## Given problem
Every record must be repeated exactly; omit any pictures they contain.
START Items
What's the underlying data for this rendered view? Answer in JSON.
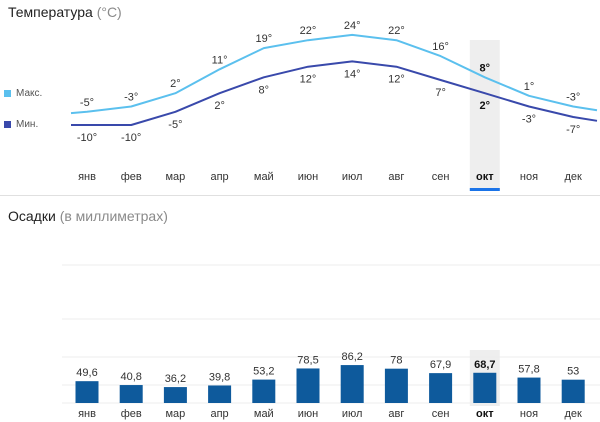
{
  "temperature": {
    "title": "Температура",
    "unit": "(°C)",
    "legend": {
      "max": "Макс.",
      "min": "Мин."
    }
  },
  "precipitation": {
    "title": "Осадки",
    "unit": "(в миллиметрах)"
  },
  "colors": {
    "max_line": "#5bc0ee",
    "min_line": "#3949ab",
    "bar": "#0e5a9c",
    "highlight": "#eeeeee",
    "selected_tab": "#1a73e8"
  },
  "selected_month_index": 9,
  "chart_data": [
    {
      "type": "line",
      "categories": [
        "янв",
        "фев",
        "мар",
        "апр",
        "май",
        "июн",
        "июл",
        "авг",
        "сен",
        "окт",
        "ноя",
        "дек"
      ],
      "series": [
        {
          "name": "Макс.",
          "values": [
            -5,
            -3,
            2,
            11,
            19,
            22,
            24,
            22,
            16,
            8,
            1,
            -3
          ]
        },
        {
          "name": "Мин.",
          "values": [
            -10,
            -10,
            -5,
            2,
            8,
            12,
            14,
            12,
            7,
            2,
            -3,
            -7
          ]
        }
      ],
      "value_labels": {
        "max": [
          "-5°",
          "-3°",
          "2°",
          "11°",
          "19°",
          "22°",
          "24°",
          "22°",
          "16°",
          "8°",
          "1°",
          "-3°"
        ],
        "min": [
          "-10°",
          "-10°",
          "-5°",
          "2°",
          "8°",
          "12°",
          "14°",
          "12°",
          "7°",
          "2°",
          "-3°",
          "-7°"
        ]
      },
      "title": "Температура (°C)",
      "legend": "left",
      "grid": false
    },
    {
      "type": "bar",
      "categories": [
        "янв",
        "фев",
        "мар",
        "апр",
        "май",
        "июн",
        "июл",
        "авг",
        "сен",
        "окт",
        "ноя",
        "дек"
      ],
      "values": [
        49.6,
        40.8,
        36.2,
        39.8,
        53.2,
        78.5,
        86.2,
        78,
        67.9,
        68.7,
        57.8,
        53
      ],
      "value_labels": [
        "49,6",
        "40,8",
        "36,2",
        "39,8",
        "53,2",
        "78,5",
        "86,2",
        "78",
        "67,9",
        "68,7",
        "57,8",
        "53"
      ],
      "title": "Осадки (в миллиметрах)",
      "grid": true
    }
  ]
}
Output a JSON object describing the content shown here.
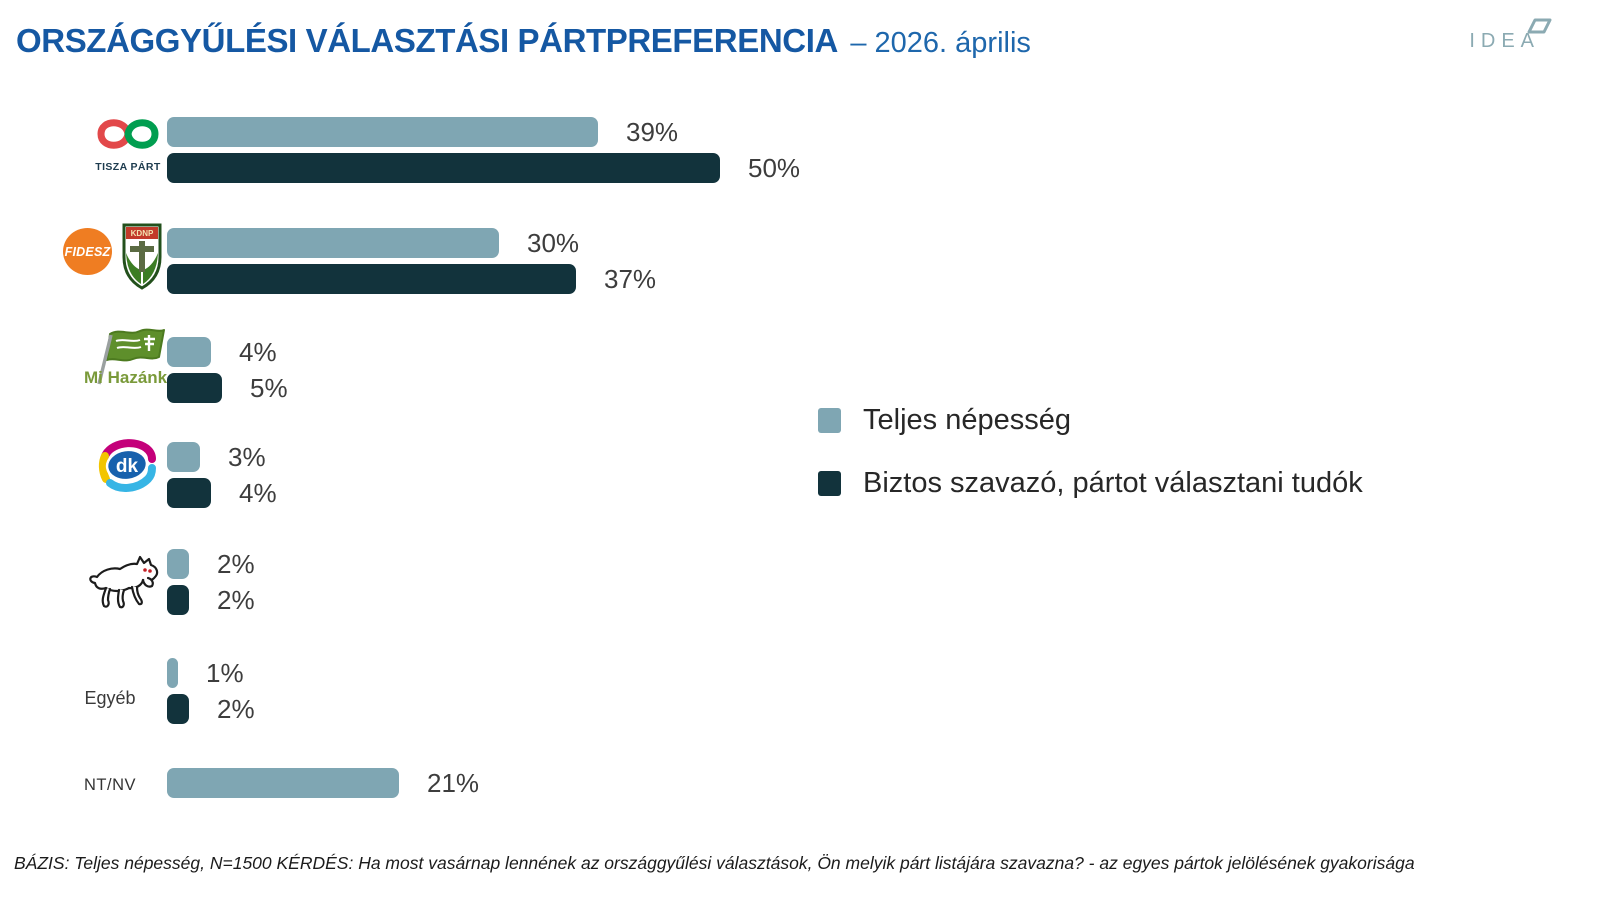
{
  "header": {
    "title": "ORSZÁGGYŰLÉSI VÁLASZTÁSI PÁRTPREFERENCIA",
    "subtitle": "– 2026. április",
    "brand": "IDEA"
  },
  "logos": {
    "tisza_caption": "TISZA PÁRT",
    "fidesz_text": "FIDESZ",
    "kdnp_text": "KDNP",
    "mi_hazank_text": "Mi Hazánk",
    "dk_text": "dk",
    "egyeb_label": "Egyéb",
    "ntnv_label": "NT/NV"
  },
  "legend": {
    "items": [
      {
        "label": "Teljes népesség",
        "color": "#7fa6b3"
      },
      {
        "label": "Biztos szavazó, pártot választani tudók",
        "color": "#12333c"
      }
    ]
  },
  "chart_data": {
    "type": "bar",
    "orientation": "horizontal",
    "title": "ORSZÁGGYŰLÉSI VÁLASZTÁSI PÁRTPREFERENCIA – 2026. április",
    "unit": "%",
    "xlim": [
      0,
      55
    ],
    "grid": false,
    "legend_position": "right-middle",
    "categories": [
      "TISZA PÁRT",
      "FIDESZ-KDNP",
      "Mi Hazánk",
      "DK",
      "MKKP",
      "Egyéb",
      "NT/NV"
    ],
    "series": [
      {
        "name": "Teljes népesség",
        "color": "#7fa6b3",
        "values": [
          39,
          30,
          4,
          3,
          2,
          1,
          21
        ]
      },
      {
        "name": "Biztos szavazó, pártot választani tudók",
        "color": "#12333c",
        "values": [
          50,
          37,
          5,
          4,
          2,
          2,
          null
        ]
      }
    ],
    "value_labels": [
      [
        "39%",
        "50%"
      ],
      [
        "30%",
        "37%"
      ],
      [
        "4%",
        "5%"
      ],
      [
        "3%",
        "4%"
      ],
      [
        "2%",
        "2%"
      ],
      [
        "1%",
        "2%"
      ],
      [
        "21%",
        null
      ]
    ]
  },
  "footer": {
    "text": "BÁZIS: Teljes népesség, N=1500  KÉRDÉS:  Ha most vasárnap lennének az országgyűlési választások, Ön melyik párt listájára szavazna? - az egyes pártok jelölésének gyakorisága"
  }
}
END Items
## Exercise output
What's the underlying data for this rendered view? Answer in JSON.
{
  "temperature": {
    "title": "Температура",
    "unit": "(°C)",
    "legend": {
      "max": "Макс.",
      "min": "Мин."
    }
  },
  "precipitation": {
    "title": "Осадки",
    "unit": "(в миллиметрах)"
  },
  "colors": {
    "max_line": "#5bc0ee",
    "min_line": "#3949ab",
    "bar": "#0e5a9c",
    "highlight": "#eeeeee",
    "selected_tab": "#1a73e8"
  },
  "selected_month_index": 9,
  "chart_data": [
    {
      "type": "line",
      "categories": [
        "янв",
        "фев",
        "мар",
        "апр",
        "май",
        "июн",
        "июл",
        "авг",
        "сен",
        "окт",
        "ноя",
        "дек"
      ],
      "series": [
        {
          "name": "Макс.",
          "values": [
            -5,
            -3,
            2,
            11,
            19,
            22,
            24,
            22,
            16,
            8,
            1,
            -3
          ]
        },
        {
          "name": "Мин.",
          "values": [
            -10,
            -10,
            -5,
            2,
            8,
            12,
            14,
            12,
            7,
            2,
            -3,
            -7
          ]
        }
      ],
      "value_labels": {
        "max": [
          "-5°",
          "-3°",
          "2°",
          "11°",
          "19°",
          "22°",
          "24°",
          "22°",
          "16°",
          "8°",
          "1°",
          "-3°"
        ],
        "min": [
          "-10°",
          "-10°",
          "-5°",
          "2°",
          "8°",
          "12°",
          "14°",
          "12°",
          "7°",
          "2°",
          "-3°",
          "-7°"
        ]
      },
      "title": "Температура (°C)",
      "legend": "left",
      "grid": false
    },
    {
      "type": "bar",
      "categories": [
        "янв",
        "фев",
        "мар",
        "апр",
        "май",
        "июн",
        "июл",
        "авг",
        "сен",
        "окт",
        "ноя",
        "дек"
      ],
      "values": [
        49.6,
        40.8,
        36.2,
        39.8,
        53.2,
        78.5,
        86.2,
        78,
        67.9,
        68.7,
        57.8,
        53
      ],
      "value_labels": [
        "49,6",
        "40,8",
        "36,2",
        "39,8",
        "53,2",
        "78,5",
        "86,2",
        "78",
        "67,9",
        "68,7",
        "57,8",
        "53"
      ],
      "title": "Осадки (в миллиметрах)",
      "grid": true
    }
  ]
}
Output a JSON object describing the content shown here.
{
  "header": {
    "title": "ORSZÁGGYŰLÉSI VÁLASZTÁSI PÁRTPREFERENCIA",
    "subtitle": "– 2026. április",
    "brand": "IDEA"
  },
  "logos": {
    "tisza_caption": "TISZA PÁRT",
    "fidesz_text": "FIDESZ",
    "kdnp_text": "KDNP",
    "mi_hazank_text": "Mi Hazánk",
    "dk_text": "dk",
    "egyeb_label": "Egyéb",
    "ntnv_label": "NT/NV"
  },
  "legend": {
    "items": [
      {
        "label": "Teljes népesség",
        "color": "#7fa6b3"
      },
      {
        "label": "Biztos szavazó, pártot választani tudók",
        "color": "#12333c"
      }
    ]
  },
  "chart_data": {
    "type": "bar",
    "orientation": "horizontal",
    "title": "ORSZÁGGYŰLÉSI VÁLASZTÁSI PÁRTPREFERENCIA – 2026. április",
    "unit": "%",
    "xlim": [
      0,
      55
    ],
    "grid": false,
    "legend_position": "right-middle",
    "categories": [
      "TISZA PÁRT",
      "FIDESZ-KDNP",
      "Mi Hazánk",
      "DK",
      "MKKP",
      "Egyéb",
      "NT/NV"
    ],
    "series": [
      {
        "name": "Teljes népesség",
        "color": "#7fa6b3",
        "values": [
          39,
          30,
          4,
          3,
          2,
          1,
          21
        ]
      },
      {
        "name": "Biztos szavazó, pártot választani tudók",
        "color": "#12333c",
        "values": [
          50,
          37,
          5,
          4,
          2,
          2,
          null
        ]
      }
    ],
    "value_labels": [
      [
        "39%",
        "50%"
      ],
      [
        "30%",
        "37%"
      ],
      [
        "4%",
        "5%"
      ],
      [
        "3%",
        "4%"
      ],
      [
        "2%",
        "2%"
      ],
      [
        "1%",
        "2%"
      ],
      [
        "21%",
        null
      ]
    ]
  },
  "footer": {
    "text": "BÁZIS: Teljes népesség, N=1500  KÉRDÉS:  Ha most vasárnap lennének az országgyűlési választások, Ön melyik párt listájára szavazna? - az egyes pártok jelölésének gyakorisága"
  }
}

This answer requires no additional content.